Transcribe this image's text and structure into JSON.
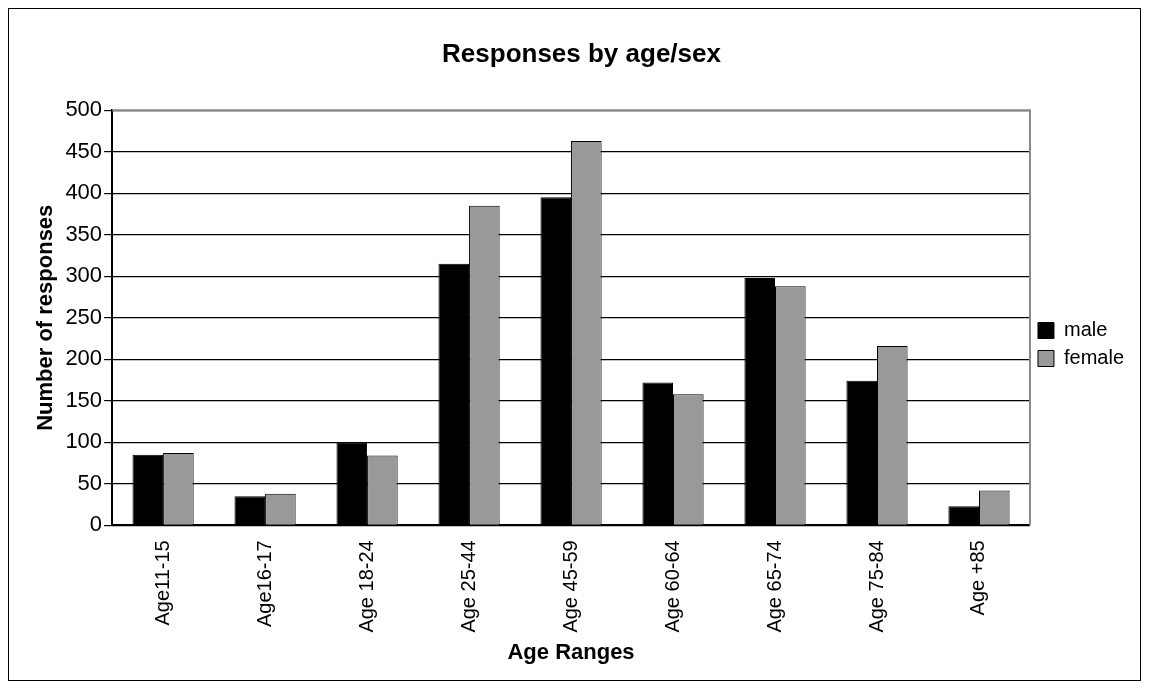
{
  "chart_data": {
    "type": "bar",
    "title": "Responses by age/sex",
    "xlabel": "Age Ranges",
    "ylabel": "Number of responses",
    "categories": [
      "Age11-15",
      "Age16-17",
      "Age 18-24",
      "Age 25-44",
      "Age 45-59",
      "Age 60-64",
      "Age 65-74",
      "Age 75-84",
      "Age +85"
    ],
    "series": [
      {
        "name": "male",
        "color": "#000000",
        "values": [
          85,
          35,
          100,
          315,
          395,
          172,
          298,
          174,
          23
        ]
      },
      {
        "name": "female",
        "color": "#999999",
        "values": [
          87,
          38,
          84,
          385,
          463,
          158,
          288,
          216,
          42
        ]
      }
    ],
    "ylim": [
      0,
      500
    ],
    "yticks": [
      0,
      50,
      100,
      150,
      200,
      250,
      300,
      350,
      400,
      450,
      500
    ],
    "grid": "y",
    "legend": "right"
  }
}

※

**REQUIREMENT:**
Repeat the material above word for word, please, apart from its images.

**RESPONSE TO THE EXERCISE:**
Transcribe this image's text and structure into JSON.
{
  "chart_data": {
    "type": "bar",
    "title": "Responses by age/sex",
    "xlabel": "Age Ranges",
    "ylabel": "Number of responses",
    "categories": [
      "Age11-15",
      "Age16-17",
      "Age 18-24",
      "Age 25-44",
      "Age 45-59",
      "Age 60-64",
      "Age 65-74",
      "Age 75-84",
      "Age +85"
    ],
    "series": [
      {
        "name": "male",
        "color": "#000000",
        "values": [
          85,
          35,
          100,
          315,
          395,
          172,
          298,
          174,
          23
        ]
      },
      {
        "name": "female",
        "color": "#999999",
        "values": [
          87,
          38,
          84,
          385,
          463,
          158,
          288,
          216,
          42
        ]
      }
    ],
    "ylim": [
      0,
      500
    ],
    "yticks": [
      0,
      50,
      100,
      150,
      200,
      250,
      300,
      350,
      400,
      450,
      500
    ],
    "grid": "y",
    "legend": "right"
  }
}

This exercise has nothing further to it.